[Start of Material for the task]

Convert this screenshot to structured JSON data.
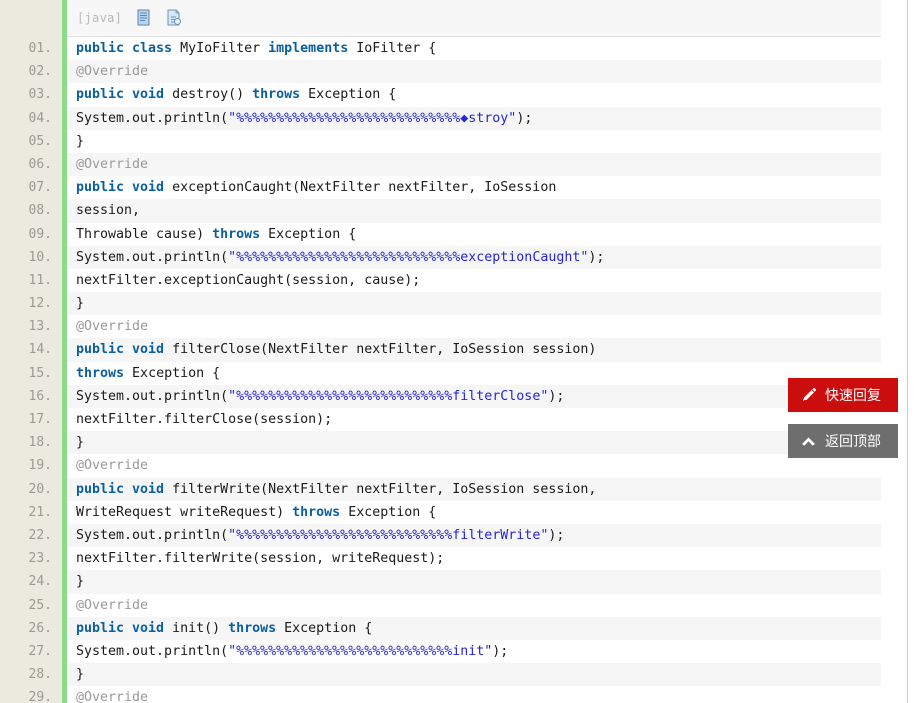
{
  "code_block": {
    "language_tag": "[java]",
    "icons": [
      {
        "name": "copy-code-icon",
        "title": "copy"
      },
      {
        "name": "view-source-icon",
        "title": "view source"
      }
    ],
    "accent_color": "#8bdb8b",
    "gutter_color": "#ebeade",
    "lines": [
      {
        "num": "01.",
        "tokens": [
          {
            "t": "kw",
            "v": "public class"
          },
          {
            "t": "pln",
            "v": " MyIoFilter "
          },
          {
            "t": "kw",
            "v": "implements"
          },
          {
            "t": "pln",
            "v": " IoFilter {"
          }
        ]
      },
      {
        "num": "02.",
        "tokens": [
          {
            "t": "ann",
            "v": "@Override"
          }
        ]
      },
      {
        "num": "03.",
        "tokens": [
          {
            "t": "kw",
            "v": "public void"
          },
          {
            "t": "pln",
            "v": " destroy() "
          },
          {
            "t": "kw",
            "v": "throws"
          },
          {
            "t": "pln",
            "v": " Exception {"
          }
        ]
      },
      {
        "num": "04.",
        "tokens": [
          {
            "t": "pln",
            "v": "System.out.println("
          },
          {
            "t": "str",
            "v": "\"%%%%%%%%%%%%%%%%%%%%%%%%%%%%◆stroy\""
          },
          {
            "t": "pln",
            "v": ");"
          }
        ]
      },
      {
        "num": "05.",
        "tokens": [
          {
            "t": "pln",
            "v": "}"
          }
        ]
      },
      {
        "num": "06.",
        "tokens": [
          {
            "t": "ann",
            "v": "@Override"
          }
        ]
      },
      {
        "num": "07.",
        "tokens": [
          {
            "t": "kw",
            "v": "public void"
          },
          {
            "t": "pln",
            "v": " exceptionCaught(NextFilter nextFilter, IoSession"
          }
        ]
      },
      {
        "num": "08.",
        "tokens": [
          {
            "t": "pln",
            "v": "session,"
          }
        ]
      },
      {
        "num": "09.",
        "tokens": [
          {
            "t": "pln",
            "v": "Throwable cause) "
          },
          {
            "t": "kw",
            "v": "throws"
          },
          {
            "t": "pln",
            "v": " Exception {"
          }
        ]
      },
      {
        "num": "10.",
        "tokens": [
          {
            "t": "pln",
            "v": "System.out.println("
          },
          {
            "t": "str",
            "v": "\"%%%%%%%%%%%%%%%%%%%%%%%%%%%%exceptionCaught\""
          },
          {
            "t": "pln",
            "v": ");"
          }
        ]
      },
      {
        "num": "11.",
        "tokens": [
          {
            "t": "pln",
            "v": "nextFilter.exceptionCaught(session, cause);"
          }
        ]
      },
      {
        "num": "12.",
        "tokens": [
          {
            "t": "pln",
            "v": "}"
          }
        ]
      },
      {
        "num": "13.",
        "tokens": [
          {
            "t": "ann",
            "v": "@Override"
          }
        ]
      },
      {
        "num": "14.",
        "tokens": [
          {
            "t": "kw",
            "v": "public void"
          },
          {
            "t": "pln",
            "v": " filterClose(NextFilter nextFilter, IoSession session)"
          }
        ]
      },
      {
        "num": "15.",
        "tokens": [
          {
            "t": "kw",
            "v": "throws"
          },
          {
            "t": "pln",
            "v": " Exception {"
          }
        ]
      },
      {
        "num": "16.",
        "tokens": [
          {
            "t": "pln",
            "v": "System.out.println("
          },
          {
            "t": "str",
            "v": "\"%%%%%%%%%%%%%%%%%%%%%%%%%%%filterClose\""
          },
          {
            "t": "pln",
            "v": ");"
          }
        ]
      },
      {
        "num": "17.",
        "tokens": [
          {
            "t": "pln",
            "v": "nextFilter.filterClose(session);"
          }
        ]
      },
      {
        "num": "18.",
        "tokens": [
          {
            "t": "pln",
            "v": "}"
          }
        ]
      },
      {
        "num": "19.",
        "tokens": [
          {
            "t": "ann",
            "v": "@Override"
          }
        ]
      },
      {
        "num": "20.",
        "tokens": [
          {
            "t": "kw",
            "v": "public void"
          },
          {
            "t": "pln",
            "v": " filterWrite(NextFilter nextFilter, IoSession session,"
          }
        ]
      },
      {
        "num": "21.",
        "tokens": [
          {
            "t": "pln",
            "v": "WriteRequest writeRequest) "
          },
          {
            "t": "kw",
            "v": "throws"
          },
          {
            "t": "pln",
            "v": " Exception {"
          }
        ]
      },
      {
        "num": "22.",
        "tokens": [
          {
            "t": "pln",
            "v": "System.out.println("
          },
          {
            "t": "str",
            "v": "\"%%%%%%%%%%%%%%%%%%%%%%%%%%%filterWrite\""
          },
          {
            "t": "pln",
            "v": ");"
          }
        ]
      },
      {
        "num": "23.",
        "tokens": [
          {
            "t": "pln",
            "v": "nextFilter.filterWrite(session, writeRequest);"
          }
        ]
      },
      {
        "num": "24.",
        "tokens": [
          {
            "t": "pln",
            "v": "}"
          }
        ]
      },
      {
        "num": "25.",
        "tokens": [
          {
            "t": "ann",
            "v": "@Override"
          }
        ]
      },
      {
        "num": "26.",
        "tokens": [
          {
            "t": "kw",
            "v": "public void"
          },
          {
            "t": "pln",
            "v": " init() "
          },
          {
            "t": "kw",
            "v": "throws"
          },
          {
            "t": "pln",
            "v": " Exception {"
          }
        ]
      },
      {
        "num": "27.",
        "tokens": [
          {
            "t": "pln",
            "v": "System.out.println("
          },
          {
            "t": "str",
            "v": "\"%%%%%%%%%%%%%%%%%%%%%%%%%%%init\""
          },
          {
            "t": "pln",
            "v": ");"
          }
        ]
      },
      {
        "num": "28.",
        "tokens": [
          {
            "t": "pln",
            "v": "}"
          }
        ]
      },
      {
        "num": "29.",
        "tokens": [
          {
            "t": "ann",
            "v": "@Override"
          }
        ]
      }
    ]
  },
  "floating_buttons": {
    "quick_reply": {
      "label": "快速回复",
      "color": "#cc0d0d",
      "icon": "pencil-icon"
    },
    "back_to_top": {
      "label": "返回顶部",
      "color": "#6e6e6e",
      "icon": "chevron-up-icon"
    }
  }
}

[End of Material for the task]

__Do this__
Write out the full set of lines verbatim, without the pictures.

__Solution to this exercise__
Convert this screenshot to structured JSON data.
{
  "code_block": {
    "language_tag": "[java]",
    "icons": [
      {
        "name": "copy-code-icon",
        "title": "copy"
      },
      {
        "name": "view-source-icon",
        "title": "view source"
      }
    ],
    "accent_color": "#8bdb8b",
    "gutter_color": "#ebeade",
    "lines": [
      {
        "num": "01.",
        "tokens": [
          {
            "t": "kw",
            "v": "public class"
          },
          {
            "t": "pln",
            "v": " MyIoFilter "
          },
          {
            "t": "kw",
            "v": "implements"
          },
          {
            "t": "pln",
            "v": " IoFilter {"
          }
        ]
      },
      {
        "num": "02.",
        "tokens": [
          {
            "t": "ann",
            "v": "@Override"
          }
        ]
      },
      {
        "num": "03.",
        "tokens": [
          {
            "t": "kw",
            "v": "public void"
          },
          {
            "t": "pln",
            "v": " destroy() "
          },
          {
            "t": "kw",
            "v": "throws"
          },
          {
            "t": "pln",
            "v": " Exception {"
          }
        ]
      },
      {
        "num": "04.",
        "tokens": [
          {
            "t": "pln",
            "v": "System.out.println("
          },
          {
            "t": "str",
            "v": "\"%%%%%%%%%%%%%%%%%%%%%%%%%%%%◆stroy\""
          },
          {
            "t": "pln",
            "v": ");"
          }
        ]
      },
      {
        "num": "05.",
        "tokens": [
          {
            "t": "pln",
            "v": "}"
          }
        ]
      },
      {
        "num": "06.",
        "tokens": [
          {
            "t": "ann",
            "v": "@Override"
          }
        ]
      },
      {
        "num": "07.",
        "tokens": [
          {
            "t": "kw",
            "v": "public void"
          },
          {
            "t": "pln",
            "v": " exceptionCaught(NextFilter nextFilter, IoSession"
          }
        ]
      },
      {
        "num": "08.",
        "tokens": [
          {
            "t": "pln",
            "v": "session,"
          }
        ]
      },
      {
        "num": "09.",
        "tokens": [
          {
            "t": "pln",
            "v": "Throwable cause) "
          },
          {
            "t": "kw",
            "v": "throws"
          },
          {
            "t": "pln",
            "v": " Exception {"
          }
        ]
      },
      {
        "num": "10.",
        "tokens": [
          {
            "t": "pln",
            "v": "System.out.println("
          },
          {
            "t": "str",
            "v": "\"%%%%%%%%%%%%%%%%%%%%%%%%%%%%exceptionCaught\""
          },
          {
            "t": "pln",
            "v": ");"
          }
        ]
      },
      {
        "num": "11.",
        "tokens": [
          {
            "t": "pln",
            "v": "nextFilter.exceptionCaught(session, cause);"
          }
        ]
      },
      {
        "num": "12.",
        "tokens": [
          {
            "t": "pln",
            "v": "}"
          }
        ]
      },
      {
        "num": "13.",
        "tokens": [
          {
            "t": "ann",
            "v": "@Override"
          }
        ]
      },
      {
        "num": "14.",
        "tokens": [
          {
            "t": "kw",
            "v": "public void"
          },
          {
            "t": "pln",
            "v": " filterClose(NextFilter nextFilter, IoSession session)"
          }
        ]
      },
      {
        "num": "15.",
        "tokens": [
          {
            "t": "kw",
            "v": "throws"
          },
          {
            "t": "pln",
            "v": " Exception {"
          }
        ]
      },
      {
        "num": "16.",
        "tokens": [
          {
            "t": "pln",
            "v": "System.out.println("
          },
          {
            "t": "str",
            "v": "\"%%%%%%%%%%%%%%%%%%%%%%%%%%%filterClose\""
          },
          {
            "t": "pln",
            "v": ");"
          }
        ]
      },
      {
        "num": "17.",
        "tokens": [
          {
            "t": "pln",
            "v": "nextFilter.filterClose(session);"
          }
        ]
      },
      {
        "num": "18.",
        "tokens": [
          {
            "t": "pln",
            "v": "}"
          }
        ]
      },
      {
        "num": "19.",
        "tokens": [
          {
            "t": "ann",
            "v": "@Override"
          }
        ]
      },
      {
        "num": "20.",
        "tokens": [
          {
            "t": "kw",
            "v": "public void"
          },
          {
            "t": "pln",
            "v": " filterWrite(NextFilter nextFilter, IoSession session,"
          }
        ]
      },
      {
        "num": "21.",
        "tokens": [
          {
            "t": "pln",
            "v": "WriteRequest writeRequest) "
          },
          {
            "t": "kw",
            "v": "throws"
          },
          {
            "t": "pln",
            "v": " Exception {"
          }
        ]
      },
      {
        "num": "22.",
        "tokens": [
          {
            "t": "pln",
            "v": "System.out.println("
          },
          {
            "t": "str",
            "v": "\"%%%%%%%%%%%%%%%%%%%%%%%%%%%filterWrite\""
          },
          {
            "t": "pln",
            "v": ");"
          }
        ]
      },
      {
        "num": "23.",
        "tokens": [
          {
            "t": "pln",
            "v": "nextFilter.filterWrite(session, writeRequest);"
          }
        ]
      },
      {
        "num": "24.",
        "tokens": [
          {
            "t": "pln",
            "v": "}"
          }
        ]
      },
      {
        "num": "25.",
        "tokens": [
          {
            "t": "ann",
            "v": "@Override"
          }
        ]
      },
      {
        "num": "26.",
        "tokens": [
          {
            "t": "kw",
            "v": "public void"
          },
          {
            "t": "pln",
            "v": " init() "
          },
          {
            "t": "kw",
            "v": "throws"
          },
          {
            "t": "pln",
            "v": " Exception {"
          }
        ]
      },
      {
        "num": "27.",
        "tokens": [
          {
            "t": "pln",
            "v": "System.out.println("
          },
          {
            "t": "str",
            "v": "\"%%%%%%%%%%%%%%%%%%%%%%%%%%%init\""
          },
          {
            "t": "pln",
            "v": ");"
          }
        ]
      },
      {
        "num": "28.",
        "tokens": [
          {
            "t": "pln",
            "v": "}"
          }
        ]
      },
      {
        "num": "29.",
        "tokens": [
          {
            "t": "ann",
            "v": "@Override"
          }
        ]
      }
    ]
  },
  "floating_buttons": {
    "quick_reply": {
      "label": "快速回复",
      "color": "#cc0d0d",
      "icon": "pencil-icon"
    },
    "back_to_top": {
      "label": "返回顶部",
      "color": "#6e6e6e",
      "icon": "chevron-up-icon"
    }
  }
}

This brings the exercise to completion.